### [Aim of the exercise]
Wherever the word "length" turns up in a line of the entries, copy that line.

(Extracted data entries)
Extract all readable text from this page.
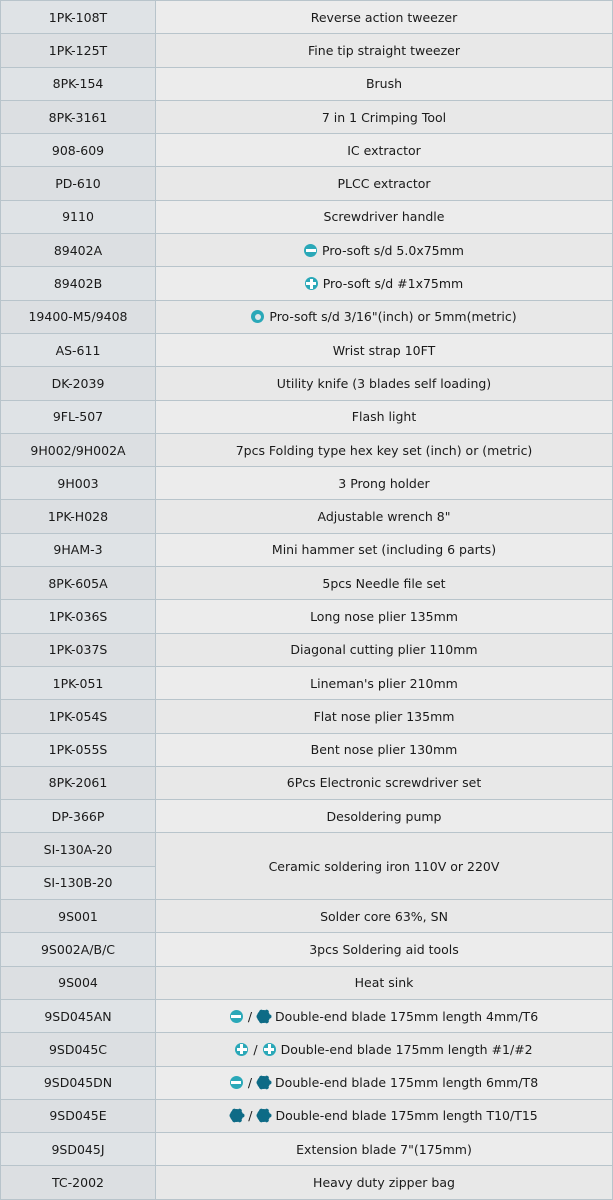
1PK-108T	Reverse action tweezer

1PK-125T	Fine tip straight tweezer

8PK-154	Brush

8PK-3161	7 in 1 Crimping Tool

908-609	IC extractor

PD-610	PLCC extractor

9110	Screwdriver handle

89402A	Pro-soft s/d 5.0x75mm

89402B	Pro-soft s/d #1x75mm

19400-M5/9408	Pro-soft s/d 3/16"(inch) or 5mm(metric)

AS-611	Wrist strap 10FT

DK-2039	Utility knife (3 blades self loading)

9FL-507	Flash light

9H002/9H002A	7pcs Folding type hex key set (inch) or (metric)

9H003	3 Prong holder

1PK-H028	Adjustable wrench 8"

9HAM-3	Mini hammer set (including 6 parts)

8PK-605A	5pcs Needle file set

1PK-036S	Long nose plier 135mm

1PK-037S	Diagonal cutting plier 110mm

1PK-051	Lineman's plier 210mm

1PK-054S	Flat nose plier 135mm

1PK-055S	Bent nose plier 130mm

8PK-2061	6Pcs Electronic screwdriver set

DP-366P	Desoldering pump

SI-130A-20	Ceramic soldering iron 110V or 220V

SI-130B-20	
9S001	Solder core 63%, SN

9S002A/B/C	3pcs Soldering aid tools

9S004	Heat sink

9SD045AN	/ Double-end blade 175mm length 4mm/T6

9SD045C	/ Double-end blade 175mm length #1/#2

9SD045DN	/ Double-end blade 175mm length 6mm/T8

9SD045E	/ Double-end blade 175mm length T10/T15

9SD045J	Extension blade 7"(175mm)

TC-2002	Heavy duty zipper bag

### [Output for this task]
9SD045AN	/ Double-end blade 175mm length 4mm/T6
9SD045C	/ Double-end blade 175mm length #1/#2
9SD045DN	/ Double-end blade 175mm length 6mm/T8
9SD045E	/ Double-end blade 175mm length T10/T15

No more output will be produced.